Saved data entries
****************
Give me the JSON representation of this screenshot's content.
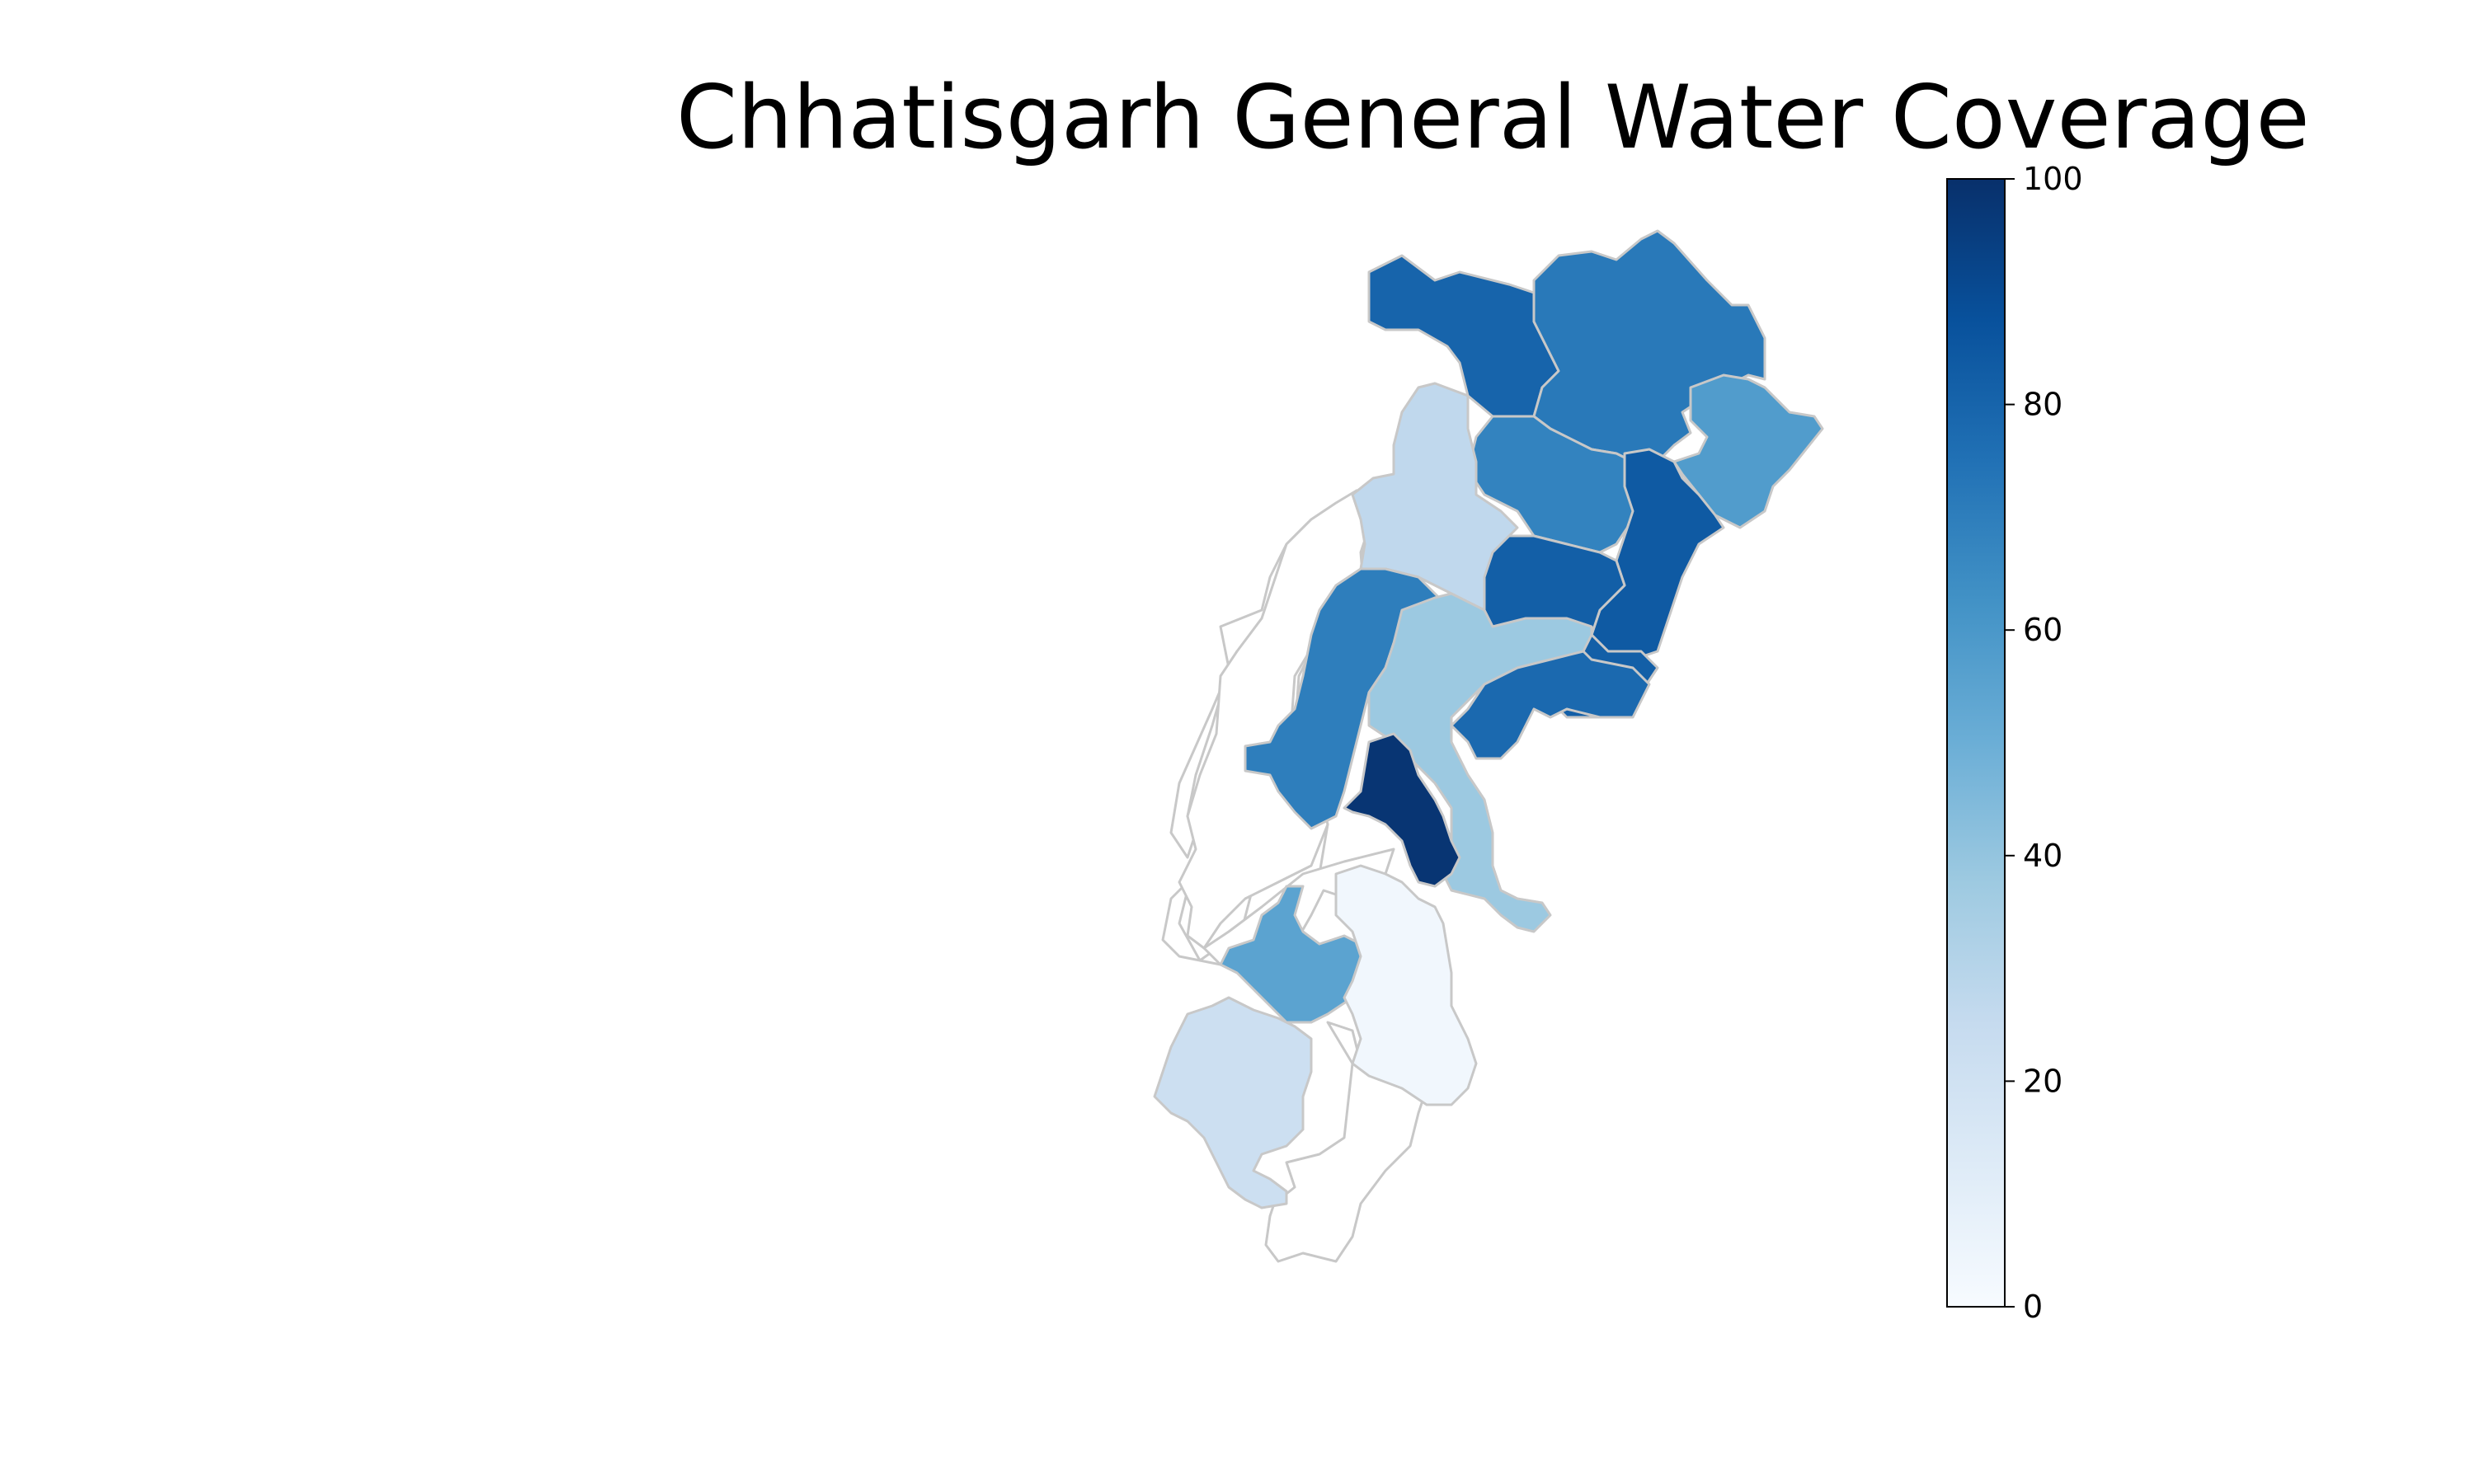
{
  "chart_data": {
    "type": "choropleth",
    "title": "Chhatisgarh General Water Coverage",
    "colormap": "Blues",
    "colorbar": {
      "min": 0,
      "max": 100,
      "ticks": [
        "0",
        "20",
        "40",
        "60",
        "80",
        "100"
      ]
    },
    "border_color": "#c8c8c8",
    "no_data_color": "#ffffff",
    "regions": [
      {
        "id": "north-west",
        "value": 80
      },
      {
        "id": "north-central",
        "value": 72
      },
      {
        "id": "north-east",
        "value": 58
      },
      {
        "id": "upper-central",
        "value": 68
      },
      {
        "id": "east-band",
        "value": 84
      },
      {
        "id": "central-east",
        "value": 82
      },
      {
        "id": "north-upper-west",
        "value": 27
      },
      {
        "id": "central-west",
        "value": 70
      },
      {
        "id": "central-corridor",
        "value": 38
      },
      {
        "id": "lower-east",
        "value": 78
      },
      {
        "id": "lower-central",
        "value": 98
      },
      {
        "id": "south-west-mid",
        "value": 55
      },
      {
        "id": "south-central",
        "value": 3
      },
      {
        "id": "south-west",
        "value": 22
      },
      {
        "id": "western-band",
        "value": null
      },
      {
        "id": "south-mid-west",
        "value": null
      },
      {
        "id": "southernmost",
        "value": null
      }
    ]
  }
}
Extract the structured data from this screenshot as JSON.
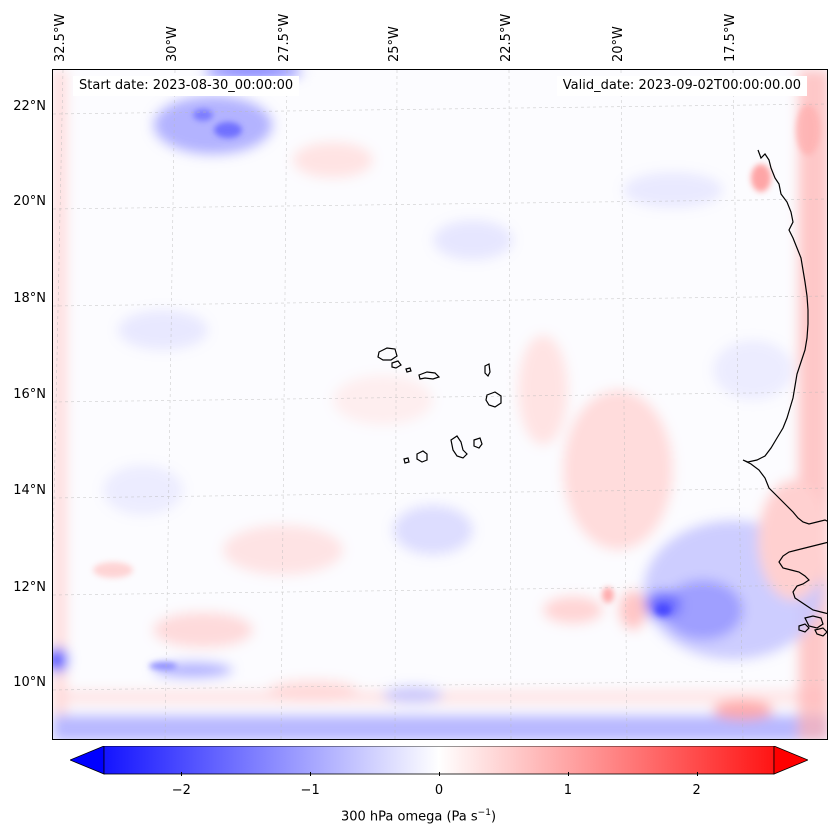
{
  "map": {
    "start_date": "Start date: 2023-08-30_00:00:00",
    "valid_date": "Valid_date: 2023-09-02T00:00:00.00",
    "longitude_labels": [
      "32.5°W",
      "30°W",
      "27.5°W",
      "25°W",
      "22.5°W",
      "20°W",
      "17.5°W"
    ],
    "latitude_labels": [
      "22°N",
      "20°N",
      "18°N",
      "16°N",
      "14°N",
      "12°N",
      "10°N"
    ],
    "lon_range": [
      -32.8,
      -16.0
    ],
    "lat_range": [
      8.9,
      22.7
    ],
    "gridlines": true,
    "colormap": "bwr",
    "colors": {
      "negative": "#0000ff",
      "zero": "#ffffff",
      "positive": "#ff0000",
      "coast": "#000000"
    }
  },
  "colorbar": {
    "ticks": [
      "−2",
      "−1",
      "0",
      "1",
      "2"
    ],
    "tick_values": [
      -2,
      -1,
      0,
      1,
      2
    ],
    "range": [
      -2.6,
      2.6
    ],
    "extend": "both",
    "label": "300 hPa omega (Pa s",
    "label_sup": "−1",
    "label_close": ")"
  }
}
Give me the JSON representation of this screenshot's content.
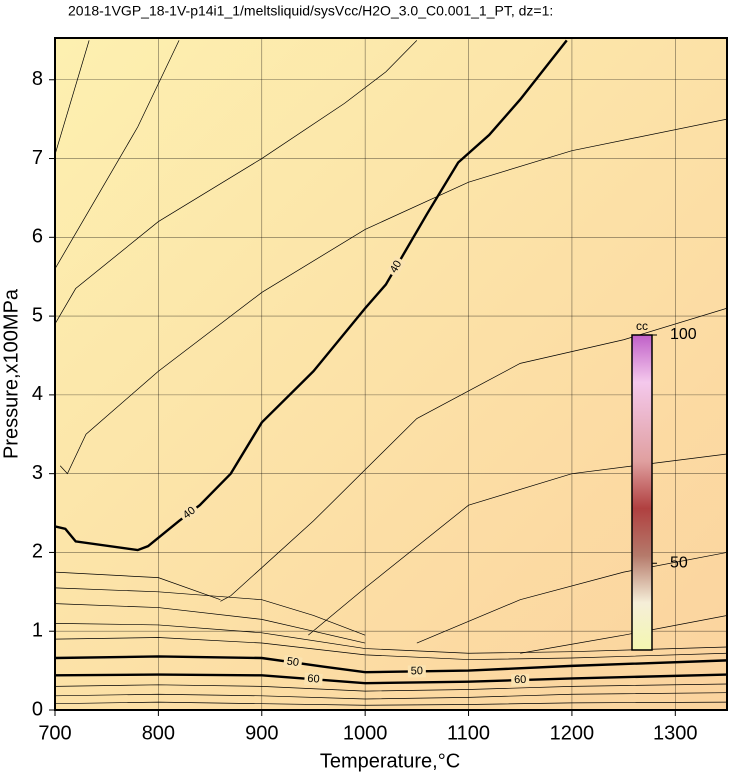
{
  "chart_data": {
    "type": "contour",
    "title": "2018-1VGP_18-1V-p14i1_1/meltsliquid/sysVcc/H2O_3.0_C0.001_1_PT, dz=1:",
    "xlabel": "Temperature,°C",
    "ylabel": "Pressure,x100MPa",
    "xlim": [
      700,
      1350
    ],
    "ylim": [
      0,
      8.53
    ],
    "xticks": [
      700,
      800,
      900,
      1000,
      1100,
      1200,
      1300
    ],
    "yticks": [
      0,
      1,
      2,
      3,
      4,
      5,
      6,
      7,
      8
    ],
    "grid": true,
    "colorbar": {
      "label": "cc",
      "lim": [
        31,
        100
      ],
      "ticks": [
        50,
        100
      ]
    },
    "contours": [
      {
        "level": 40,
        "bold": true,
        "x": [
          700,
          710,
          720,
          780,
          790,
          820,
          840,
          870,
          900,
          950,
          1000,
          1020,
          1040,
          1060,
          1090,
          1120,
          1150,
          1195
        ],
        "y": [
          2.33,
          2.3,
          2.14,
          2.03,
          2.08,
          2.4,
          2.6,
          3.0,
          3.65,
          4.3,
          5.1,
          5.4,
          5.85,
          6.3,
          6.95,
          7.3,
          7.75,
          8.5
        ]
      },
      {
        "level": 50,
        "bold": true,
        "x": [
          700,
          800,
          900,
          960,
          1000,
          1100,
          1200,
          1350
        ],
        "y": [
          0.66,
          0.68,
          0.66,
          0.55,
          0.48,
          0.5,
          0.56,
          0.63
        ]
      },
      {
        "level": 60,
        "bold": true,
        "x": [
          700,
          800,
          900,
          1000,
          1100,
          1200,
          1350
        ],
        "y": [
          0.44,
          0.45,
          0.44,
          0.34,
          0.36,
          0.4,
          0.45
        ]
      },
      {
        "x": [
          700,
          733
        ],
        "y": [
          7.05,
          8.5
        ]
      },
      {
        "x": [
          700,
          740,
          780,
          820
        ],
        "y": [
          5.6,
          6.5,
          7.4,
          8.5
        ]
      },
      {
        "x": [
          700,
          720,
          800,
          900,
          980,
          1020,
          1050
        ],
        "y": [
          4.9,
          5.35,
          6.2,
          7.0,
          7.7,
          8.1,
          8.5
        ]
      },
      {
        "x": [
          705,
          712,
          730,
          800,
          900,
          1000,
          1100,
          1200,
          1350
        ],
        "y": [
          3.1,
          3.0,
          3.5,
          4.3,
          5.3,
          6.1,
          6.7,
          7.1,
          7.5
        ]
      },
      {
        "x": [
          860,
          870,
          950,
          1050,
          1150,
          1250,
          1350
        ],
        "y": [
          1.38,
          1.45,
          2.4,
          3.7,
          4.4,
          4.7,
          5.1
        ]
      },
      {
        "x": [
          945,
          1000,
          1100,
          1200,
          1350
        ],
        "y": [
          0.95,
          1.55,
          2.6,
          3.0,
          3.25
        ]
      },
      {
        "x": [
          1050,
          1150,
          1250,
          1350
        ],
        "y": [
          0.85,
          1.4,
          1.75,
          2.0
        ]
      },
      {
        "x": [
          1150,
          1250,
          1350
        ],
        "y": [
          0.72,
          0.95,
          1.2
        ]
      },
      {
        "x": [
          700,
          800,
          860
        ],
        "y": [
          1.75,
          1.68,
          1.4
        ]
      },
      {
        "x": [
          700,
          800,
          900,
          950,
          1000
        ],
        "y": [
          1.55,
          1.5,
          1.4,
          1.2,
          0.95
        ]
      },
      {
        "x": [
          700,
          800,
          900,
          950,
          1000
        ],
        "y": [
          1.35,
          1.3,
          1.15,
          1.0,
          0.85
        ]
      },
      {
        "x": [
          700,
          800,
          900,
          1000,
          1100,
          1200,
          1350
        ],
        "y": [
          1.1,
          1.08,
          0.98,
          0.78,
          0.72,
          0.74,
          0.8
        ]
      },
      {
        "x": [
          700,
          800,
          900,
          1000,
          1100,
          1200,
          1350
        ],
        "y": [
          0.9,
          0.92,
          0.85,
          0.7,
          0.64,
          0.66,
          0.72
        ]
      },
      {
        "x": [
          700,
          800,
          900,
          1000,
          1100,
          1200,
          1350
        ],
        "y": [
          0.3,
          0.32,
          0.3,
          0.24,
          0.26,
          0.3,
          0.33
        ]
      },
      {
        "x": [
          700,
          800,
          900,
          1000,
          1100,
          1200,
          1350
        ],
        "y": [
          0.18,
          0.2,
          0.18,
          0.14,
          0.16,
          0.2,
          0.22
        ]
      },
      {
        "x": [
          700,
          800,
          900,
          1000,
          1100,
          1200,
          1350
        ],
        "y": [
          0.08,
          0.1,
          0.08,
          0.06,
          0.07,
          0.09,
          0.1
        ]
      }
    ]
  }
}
****************
_INSTRUCTION_.
Make an exact copy of the data above, pictures excluded.

_FULL ANSWER_.
Give me the JSON representation of this screenshot's content.
{
  "chart_data": {
    "type": "choropleth",
    "title": "Chhatisgarh General Water Coverage",
    "colormap": "Blues",
    "colorbar": {
      "min": 0,
      "max": 100,
      "ticks": [
        "0",
        "20",
        "40",
        "60",
        "80",
        "100"
      ]
    },
    "border_color": "#c8c8c8",
    "no_data_color": "#ffffff",
    "regions": [
      {
        "id": "north-west",
        "value": 80
      },
      {
        "id": "north-central",
        "value": 72
      },
      {
        "id": "north-east",
        "value": 58
      },
      {
        "id": "upper-central",
        "value": 68
      },
      {
        "id": "east-band",
        "value": 84
      },
      {
        "id": "central-east",
        "value": 82
      },
      {
        "id": "north-upper-west",
        "value": 27
      },
      {
        "id": "central-west",
        "value": 70
      },
      {
        "id": "central-corridor",
        "value": 38
      },
      {
        "id": "lower-east",
        "value": 78
      },
      {
        "id": "lower-central",
        "value": 98
      },
      {
        "id": "south-west-mid",
        "value": 55
      },
      {
        "id": "south-central",
        "value": 3
      },
      {
        "id": "south-west",
        "value": 22
      },
      {
        "id": "western-band",
        "value": null
      },
      {
        "id": "south-mid-west",
        "value": null
      },
      {
        "id": "southernmost",
        "value": null
      }
    ]
  }
}
Extract the structured data from this screenshot as JSON.
{
  "map": {
    "start_date": "Start date: 2023-08-30_00:00:00",
    "valid_date": "Valid_date: 2023-09-02T00:00:00.00",
    "longitude_labels": [
      "32.5°W",
      "30°W",
      "27.5°W",
      "25°W",
      "22.5°W",
      "20°W",
      "17.5°W"
    ],
    "latitude_labels": [
      "22°N",
      "20°N",
      "18°N",
      "16°N",
      "14°N",
      "12°N",
      "10°N"
    ],
    "lon_range": [
      -32.8,
      -16.0
    ],
    "lat_range": [
      8.9,
      22.7
    ],
    "gridlines": true,
    "colormap": "bwr",
    "colors": {
      "negative": "#0000ff",
      "zero": "#ffffff",
      "positive": "#ff0000",
      "coast": "#000000"
    }
  },
  "colorbar": {
    "ticks": [
      "−2",
      "−1",
      "0",
      "1",
      "2"
    ],
    "tick_values": [
      -2,
      -1,
      0,
      1,
      2
    ],
    "range": [
      -2.6,
      2.6
    ],
    "extend": "both",
    "label": "300 hPa omega (Pa s",
    "label_sup": "−1",
    "label_close": ")"
  }
}
Give me the JSON representation of this screenshot's content.
{
  "chart_data": {
    "type": "contour",
    "title": "2018-1VGP_18-1V-p14i1_1/meltsliquid/sysVcc/H2O_3.0_C0.001_1_PT, dz=1:",
    "xlabel": "Temperature,°C",
    "ylabel": "Pressure,x100MPa",
    "xlim": [
      700,
      1350
    ],
    "ylim": [
      0,
      8.53
    ],
    "xticks": [
      700,
      800,
      900,
      1000,
      1100,
      1200,
      1300
    ],
    "yticks": [
      0,
      1,
      2,
      3,
      4,
      5,
      6,
      7,
      8
    ],
    "grid": true,
    "colorbar": {
      "label": "cc",
      "lim": [
        31,
        100
      ],
      "ticks": [
        50,
        100
      ]
    },
    "contours": [
      {
        "level": 40,
        "bold": true,
        "x": [
          700,
          710,
          720,
          780,
          790,
          820,
          840,
          870,
          900,
          950,
          1000,
          1020,
          1040,
          1060,
          1090,
          1120,
          1150,
          1195
        ],
        "y": [
          2.33,
          2.3,
          2.14,
          2.03,
          2.08,
          2.4,
          2.6,
          3.0,
          3.65,
          4.3,
          5.1,
          5.4,
          5.85,
          6.3,
          6.95,
          7.3,
          7.75,
          8.5
        ]
      },
      {
        "level": 50,
        "bold": true,
        "x": [
          700,
          800,
          900,
          960,
          1000,
          1100,
          1200,
          1350
        ],
        "y": [
          0.66,
          0.68,
          0.66,
          0.55,
          0.48,
          0.5,
          0.56,
          0.63
        ]
      },
      {
        "level": 60,
        "bold": true,
        "x": [
          700,
          800,
          900,
          1000,
          1100,
          1200,
          1350
        ],
        "y": [
          0.44,
          0.45,
          0.44,
          0.34,
          0.36,
          0.4,
          0.45
        ]
      },
      {
        "x": [
          700,
          733
        ],
        "y": [
          7.05,
          8.5
        ]
      },
      {
        "x": [
          700,
          740,
          780,
          820
        ],
        "y": [
          5.6,
          6.5,
          7.4,
          8.5
        ]
      },
      {
        "x": [
          700,
          720,
          800,
          900,
          980,
          1020,
          1050
        ],
        "y": [
          4.9,
          5.35,
          6.2,
          7.0,
          7.7,
          8.1,
          8.5
        ]
      },
      {
        "x": [
          705,
          712,
          730,
          800,
          900,
          1000,
          1100,
          1200,
          1350
        ],
        "y": [
          3.1,
          3.0,
          3.5,
          4.3,
          5.3,
          6.1,
          6.7,
          7.1,
          7.5
        ]
      },
      {
        "x": [
          860,
          870,
          950,
          1050,
          1150,
          1250,
          1350
        ],
        "y": [
          1.38,
          1.45,
          2.4,
          3.7,
          4.4,
          4.7,
          5.1
        ]
      },
      {
        "x": [
          945,
          1000,
          1100,
          1200,
          1350
        ],
        "y": [
          0.95,
          1.55,
          2.6,
          3.0,
          3.25
        ]
      },
      {
        "x": [
          1050,
          1150,
          1250,
          1350
        ],
        "y": [
          0.85,
          1.4,
          1.75,
          2.0
        ]
      },
      {
        "x": [
          1150,
          1250,
          1350
        ],
        "y": [
          0.72,
          0.95,
          1.2
        ]
      },
      {
        "x": [
          700,
          800,
          860
        ],
        "y": [
          1.75,
          1.68,
          1.4
        ]
      },
      {
        "x": [
          700,
          800,
          900,
          950,
          1000
        ],
        "y": [
          1.55,
          1.5,
          1.4,
          1.2,
          0.95
        ]
      },
      {
        "x": [
          700,
          800,
          900,
          950,
          1000
        ],
        "y": [
          1.35,
          1.3,
          1.15,
          1.0,
          0.85
        ]
      },
      {
        "x": [
          700,
          800,
          900,
          1000,
          1100,
          1200,
          1350
        ],
        "y": [
          1.1,
          1.08,
          0.98,
          0.78,
          0.72,
          0.74,
          0.8
        ]
      },
      {
        "x": [
          700,
          800,
          900,
          1000,
          1100,
          1200,
          1350
        ],
        "y": [
          0.9,
          0.92,
          0.85,
          0.7,
          0.64,
          0.66,
          0.72
        ]
      },
      {
        "x": [
          700,
          800,
          900,
          1000,
          1100,
          1200,
          1350
        ],
        "y": [
          0.3,
          0.32,
          0.3,
          0.24,
          0.26,
          0.3,
          0.33
        ]
      },
      {
        "x": [
          700,
          800,
          900,
          1000,
          1100,
          1200,
          1350
        ],
        "y": [
          0.18,
          0.2,
          0.18,
          0.14,
          0.16,
          0.2,
          0.22
        ]
      },
      {
        "x": [
          700,
          800,
          900,
          1000,
          1100,
          1200,
          1350
        ],
        "y": [
          0.08,
          0.1,
          0.08,
          0.06,
          0.07,
          0.09,
          0.1
        ]
      }
    ]
  }
}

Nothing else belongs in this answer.